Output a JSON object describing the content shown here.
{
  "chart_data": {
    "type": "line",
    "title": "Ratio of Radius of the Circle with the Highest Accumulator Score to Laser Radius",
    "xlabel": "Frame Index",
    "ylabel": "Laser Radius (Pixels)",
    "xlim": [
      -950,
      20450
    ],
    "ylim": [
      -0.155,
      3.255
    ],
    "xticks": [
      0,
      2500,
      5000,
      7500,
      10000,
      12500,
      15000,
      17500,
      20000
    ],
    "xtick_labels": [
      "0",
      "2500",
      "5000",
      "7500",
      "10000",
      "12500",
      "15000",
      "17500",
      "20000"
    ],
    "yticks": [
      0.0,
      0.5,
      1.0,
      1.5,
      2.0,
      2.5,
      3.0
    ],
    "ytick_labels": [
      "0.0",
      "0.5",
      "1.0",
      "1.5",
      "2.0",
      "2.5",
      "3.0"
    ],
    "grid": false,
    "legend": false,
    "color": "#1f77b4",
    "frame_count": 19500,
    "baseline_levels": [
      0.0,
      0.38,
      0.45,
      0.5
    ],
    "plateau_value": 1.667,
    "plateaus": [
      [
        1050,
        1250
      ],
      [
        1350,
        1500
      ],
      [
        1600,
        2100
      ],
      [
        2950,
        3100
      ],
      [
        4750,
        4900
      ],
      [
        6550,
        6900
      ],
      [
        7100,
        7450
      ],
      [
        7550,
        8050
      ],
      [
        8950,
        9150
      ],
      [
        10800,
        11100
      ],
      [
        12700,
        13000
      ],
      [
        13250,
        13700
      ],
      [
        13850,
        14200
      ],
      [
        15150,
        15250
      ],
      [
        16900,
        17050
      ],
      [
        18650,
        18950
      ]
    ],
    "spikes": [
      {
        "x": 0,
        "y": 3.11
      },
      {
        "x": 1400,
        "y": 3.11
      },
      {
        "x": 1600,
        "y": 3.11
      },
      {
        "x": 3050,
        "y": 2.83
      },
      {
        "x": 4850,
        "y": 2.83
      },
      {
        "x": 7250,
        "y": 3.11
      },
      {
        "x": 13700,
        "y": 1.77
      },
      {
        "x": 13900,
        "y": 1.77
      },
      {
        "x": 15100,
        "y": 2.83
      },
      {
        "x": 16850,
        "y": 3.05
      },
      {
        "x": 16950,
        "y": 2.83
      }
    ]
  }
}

━━━━━━━━

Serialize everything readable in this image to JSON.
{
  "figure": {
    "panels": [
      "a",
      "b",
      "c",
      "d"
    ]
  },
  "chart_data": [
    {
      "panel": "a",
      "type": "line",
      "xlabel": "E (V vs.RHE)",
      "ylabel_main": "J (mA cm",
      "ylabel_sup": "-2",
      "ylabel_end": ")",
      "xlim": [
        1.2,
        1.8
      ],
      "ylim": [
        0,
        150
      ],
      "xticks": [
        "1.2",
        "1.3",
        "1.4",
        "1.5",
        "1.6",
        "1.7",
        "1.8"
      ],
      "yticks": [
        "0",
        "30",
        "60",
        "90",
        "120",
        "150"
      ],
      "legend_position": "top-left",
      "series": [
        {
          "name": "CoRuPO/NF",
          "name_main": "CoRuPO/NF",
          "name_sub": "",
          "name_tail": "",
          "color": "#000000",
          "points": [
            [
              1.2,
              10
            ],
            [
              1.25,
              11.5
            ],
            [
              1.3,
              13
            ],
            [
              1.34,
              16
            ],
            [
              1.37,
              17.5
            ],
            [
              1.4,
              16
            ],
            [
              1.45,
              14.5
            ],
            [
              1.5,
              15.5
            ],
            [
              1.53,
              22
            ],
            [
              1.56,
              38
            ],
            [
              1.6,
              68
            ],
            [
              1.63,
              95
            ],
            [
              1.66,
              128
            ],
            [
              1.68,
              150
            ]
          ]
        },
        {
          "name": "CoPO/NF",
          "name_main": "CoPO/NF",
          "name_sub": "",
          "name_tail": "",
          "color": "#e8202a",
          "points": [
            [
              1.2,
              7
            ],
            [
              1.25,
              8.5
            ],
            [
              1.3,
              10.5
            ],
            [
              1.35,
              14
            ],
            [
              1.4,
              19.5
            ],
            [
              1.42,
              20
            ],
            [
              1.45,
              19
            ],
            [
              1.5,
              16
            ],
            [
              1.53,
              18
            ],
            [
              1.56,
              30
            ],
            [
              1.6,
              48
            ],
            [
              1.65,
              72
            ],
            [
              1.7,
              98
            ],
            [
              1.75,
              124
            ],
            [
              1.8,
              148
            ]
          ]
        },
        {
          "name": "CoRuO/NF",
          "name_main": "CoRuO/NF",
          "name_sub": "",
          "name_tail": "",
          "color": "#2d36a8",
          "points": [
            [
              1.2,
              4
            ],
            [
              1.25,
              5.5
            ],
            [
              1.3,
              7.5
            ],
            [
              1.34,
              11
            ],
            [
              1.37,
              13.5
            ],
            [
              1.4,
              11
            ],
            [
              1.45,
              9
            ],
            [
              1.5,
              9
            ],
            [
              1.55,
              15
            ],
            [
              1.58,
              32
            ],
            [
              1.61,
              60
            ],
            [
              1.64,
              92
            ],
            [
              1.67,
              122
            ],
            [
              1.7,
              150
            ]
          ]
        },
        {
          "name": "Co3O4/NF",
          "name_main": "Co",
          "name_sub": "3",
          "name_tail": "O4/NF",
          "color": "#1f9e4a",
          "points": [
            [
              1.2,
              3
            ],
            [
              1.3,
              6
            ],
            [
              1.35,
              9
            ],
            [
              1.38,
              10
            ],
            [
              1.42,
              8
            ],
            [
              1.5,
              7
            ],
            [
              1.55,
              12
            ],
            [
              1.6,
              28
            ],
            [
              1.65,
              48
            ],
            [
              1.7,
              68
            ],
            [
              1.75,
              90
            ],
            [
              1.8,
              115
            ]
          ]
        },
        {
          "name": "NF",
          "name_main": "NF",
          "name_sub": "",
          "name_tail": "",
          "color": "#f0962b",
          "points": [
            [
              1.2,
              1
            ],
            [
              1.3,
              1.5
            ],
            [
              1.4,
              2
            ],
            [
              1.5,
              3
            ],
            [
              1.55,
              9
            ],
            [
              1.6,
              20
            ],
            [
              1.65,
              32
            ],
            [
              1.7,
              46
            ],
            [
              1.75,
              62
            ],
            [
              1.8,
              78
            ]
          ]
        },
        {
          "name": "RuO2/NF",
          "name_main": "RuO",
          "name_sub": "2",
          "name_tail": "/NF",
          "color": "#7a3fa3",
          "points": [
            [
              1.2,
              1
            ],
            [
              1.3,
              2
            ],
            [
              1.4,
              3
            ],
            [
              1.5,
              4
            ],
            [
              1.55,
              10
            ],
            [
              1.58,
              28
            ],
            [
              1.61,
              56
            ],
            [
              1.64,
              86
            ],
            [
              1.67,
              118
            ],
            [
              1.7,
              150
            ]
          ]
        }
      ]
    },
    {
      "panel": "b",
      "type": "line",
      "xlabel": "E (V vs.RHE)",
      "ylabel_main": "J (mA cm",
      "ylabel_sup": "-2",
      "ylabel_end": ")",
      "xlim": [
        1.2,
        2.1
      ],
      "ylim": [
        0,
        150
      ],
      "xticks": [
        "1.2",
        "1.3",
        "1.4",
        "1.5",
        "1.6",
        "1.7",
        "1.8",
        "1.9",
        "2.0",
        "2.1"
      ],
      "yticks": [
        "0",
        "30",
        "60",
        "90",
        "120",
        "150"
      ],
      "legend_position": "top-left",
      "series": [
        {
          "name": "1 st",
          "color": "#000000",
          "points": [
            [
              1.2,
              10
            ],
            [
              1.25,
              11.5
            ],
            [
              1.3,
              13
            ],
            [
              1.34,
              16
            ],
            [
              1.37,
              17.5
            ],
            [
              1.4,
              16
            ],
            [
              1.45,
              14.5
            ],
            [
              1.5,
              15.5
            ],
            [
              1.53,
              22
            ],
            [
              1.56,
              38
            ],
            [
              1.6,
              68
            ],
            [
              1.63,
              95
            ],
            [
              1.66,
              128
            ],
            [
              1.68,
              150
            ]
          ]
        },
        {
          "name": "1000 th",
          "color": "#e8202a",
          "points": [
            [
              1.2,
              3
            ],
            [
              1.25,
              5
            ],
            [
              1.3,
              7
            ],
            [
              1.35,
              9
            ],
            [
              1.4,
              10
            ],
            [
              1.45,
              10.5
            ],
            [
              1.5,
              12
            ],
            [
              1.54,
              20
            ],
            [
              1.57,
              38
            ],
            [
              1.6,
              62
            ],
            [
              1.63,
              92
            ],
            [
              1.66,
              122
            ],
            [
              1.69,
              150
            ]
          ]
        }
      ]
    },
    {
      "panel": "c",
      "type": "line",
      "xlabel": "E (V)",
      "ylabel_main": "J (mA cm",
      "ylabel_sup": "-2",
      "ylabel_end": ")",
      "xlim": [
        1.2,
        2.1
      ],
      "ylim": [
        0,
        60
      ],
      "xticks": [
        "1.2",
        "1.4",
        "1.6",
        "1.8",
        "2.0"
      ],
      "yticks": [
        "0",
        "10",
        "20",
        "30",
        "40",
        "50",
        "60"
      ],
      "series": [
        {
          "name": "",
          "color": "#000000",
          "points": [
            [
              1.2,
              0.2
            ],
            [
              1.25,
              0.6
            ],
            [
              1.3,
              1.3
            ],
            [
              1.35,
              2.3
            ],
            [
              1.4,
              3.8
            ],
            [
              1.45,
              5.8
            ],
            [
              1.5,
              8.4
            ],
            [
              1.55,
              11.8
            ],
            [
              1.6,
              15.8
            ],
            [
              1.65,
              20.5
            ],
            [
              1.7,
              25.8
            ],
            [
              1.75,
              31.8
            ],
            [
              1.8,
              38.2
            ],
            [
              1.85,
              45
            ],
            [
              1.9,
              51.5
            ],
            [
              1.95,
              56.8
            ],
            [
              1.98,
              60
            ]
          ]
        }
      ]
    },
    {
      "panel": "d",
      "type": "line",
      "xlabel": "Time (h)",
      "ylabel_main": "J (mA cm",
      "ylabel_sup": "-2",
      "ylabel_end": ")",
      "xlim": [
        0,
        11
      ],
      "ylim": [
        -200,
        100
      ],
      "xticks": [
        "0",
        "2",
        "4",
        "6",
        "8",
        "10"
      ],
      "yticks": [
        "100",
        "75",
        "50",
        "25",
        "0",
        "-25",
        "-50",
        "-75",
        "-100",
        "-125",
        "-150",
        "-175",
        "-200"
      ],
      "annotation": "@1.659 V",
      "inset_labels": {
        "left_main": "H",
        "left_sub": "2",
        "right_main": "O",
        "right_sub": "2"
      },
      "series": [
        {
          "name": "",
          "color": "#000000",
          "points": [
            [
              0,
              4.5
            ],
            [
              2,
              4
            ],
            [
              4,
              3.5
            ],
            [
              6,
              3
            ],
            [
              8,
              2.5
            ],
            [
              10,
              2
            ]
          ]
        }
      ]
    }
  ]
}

━━━━━━━━

Copy every line from the records above that contains the word "Radius".

    "title": "Ratio of Radius of the Circle with the Highest Accumulator Score to Laser Radius",
    "ylabel": "Laser Radius (Pixels)",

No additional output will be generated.